Collected data entries
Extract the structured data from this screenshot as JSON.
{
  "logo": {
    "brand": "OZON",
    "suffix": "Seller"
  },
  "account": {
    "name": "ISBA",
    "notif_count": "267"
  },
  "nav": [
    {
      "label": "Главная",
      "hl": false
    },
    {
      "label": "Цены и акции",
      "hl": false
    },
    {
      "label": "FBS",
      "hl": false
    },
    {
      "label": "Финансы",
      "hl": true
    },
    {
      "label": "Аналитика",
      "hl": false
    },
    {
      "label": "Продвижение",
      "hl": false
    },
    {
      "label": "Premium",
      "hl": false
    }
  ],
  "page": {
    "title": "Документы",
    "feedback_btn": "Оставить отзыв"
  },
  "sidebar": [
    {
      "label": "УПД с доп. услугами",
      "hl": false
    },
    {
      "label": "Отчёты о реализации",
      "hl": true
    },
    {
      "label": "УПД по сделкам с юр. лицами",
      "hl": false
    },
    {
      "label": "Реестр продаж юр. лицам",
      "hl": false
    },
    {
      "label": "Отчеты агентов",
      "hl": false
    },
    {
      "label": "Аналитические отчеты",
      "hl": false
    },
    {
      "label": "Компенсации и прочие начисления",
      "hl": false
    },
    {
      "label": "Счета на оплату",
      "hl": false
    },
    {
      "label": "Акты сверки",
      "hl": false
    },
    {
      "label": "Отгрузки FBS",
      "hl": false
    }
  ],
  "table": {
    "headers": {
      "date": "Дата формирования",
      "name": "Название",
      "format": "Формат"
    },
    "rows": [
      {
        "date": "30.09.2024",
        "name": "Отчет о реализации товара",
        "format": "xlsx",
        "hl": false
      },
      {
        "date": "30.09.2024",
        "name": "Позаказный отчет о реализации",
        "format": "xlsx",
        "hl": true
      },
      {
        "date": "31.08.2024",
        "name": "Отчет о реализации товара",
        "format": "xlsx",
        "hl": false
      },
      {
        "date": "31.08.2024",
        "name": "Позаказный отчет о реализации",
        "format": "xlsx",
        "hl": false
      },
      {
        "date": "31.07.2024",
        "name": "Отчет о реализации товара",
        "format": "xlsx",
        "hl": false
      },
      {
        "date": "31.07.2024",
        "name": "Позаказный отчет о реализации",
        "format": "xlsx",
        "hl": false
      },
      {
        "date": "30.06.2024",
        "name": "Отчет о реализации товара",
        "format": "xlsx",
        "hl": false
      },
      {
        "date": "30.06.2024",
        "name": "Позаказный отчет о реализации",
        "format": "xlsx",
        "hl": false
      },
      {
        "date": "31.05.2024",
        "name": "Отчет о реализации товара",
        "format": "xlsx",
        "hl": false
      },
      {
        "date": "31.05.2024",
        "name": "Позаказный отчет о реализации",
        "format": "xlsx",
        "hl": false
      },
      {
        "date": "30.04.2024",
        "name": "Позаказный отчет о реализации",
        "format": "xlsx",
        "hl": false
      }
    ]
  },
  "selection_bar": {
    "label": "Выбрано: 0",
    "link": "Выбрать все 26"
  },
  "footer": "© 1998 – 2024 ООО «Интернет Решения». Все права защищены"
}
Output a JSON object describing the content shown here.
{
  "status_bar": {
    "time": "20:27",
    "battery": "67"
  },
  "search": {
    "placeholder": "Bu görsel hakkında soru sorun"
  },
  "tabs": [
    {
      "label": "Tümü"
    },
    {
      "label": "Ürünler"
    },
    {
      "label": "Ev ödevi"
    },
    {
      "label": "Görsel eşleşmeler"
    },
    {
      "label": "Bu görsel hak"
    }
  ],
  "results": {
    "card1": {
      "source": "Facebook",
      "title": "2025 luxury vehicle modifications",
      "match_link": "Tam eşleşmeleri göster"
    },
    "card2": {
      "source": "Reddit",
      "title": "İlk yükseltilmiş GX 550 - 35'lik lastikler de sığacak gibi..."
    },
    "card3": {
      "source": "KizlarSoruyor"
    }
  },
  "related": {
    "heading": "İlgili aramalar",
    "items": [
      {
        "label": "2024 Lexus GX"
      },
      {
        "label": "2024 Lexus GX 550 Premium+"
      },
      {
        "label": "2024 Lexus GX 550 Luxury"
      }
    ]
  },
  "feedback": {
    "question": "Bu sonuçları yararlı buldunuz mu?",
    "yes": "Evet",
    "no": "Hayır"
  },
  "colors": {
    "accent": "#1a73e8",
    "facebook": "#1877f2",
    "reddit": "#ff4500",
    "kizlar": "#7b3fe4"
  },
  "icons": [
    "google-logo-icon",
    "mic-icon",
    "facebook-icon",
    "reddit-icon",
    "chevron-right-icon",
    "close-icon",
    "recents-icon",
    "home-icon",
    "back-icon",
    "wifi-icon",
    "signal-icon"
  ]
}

• **WHAT YOU HAVE TO DO**:
In the entries above, identify every line with the string "Premium".

• **TASK ANSWER**:
      "label": "Premium",
        "label": "2024 Lexus GX 550 Premium+"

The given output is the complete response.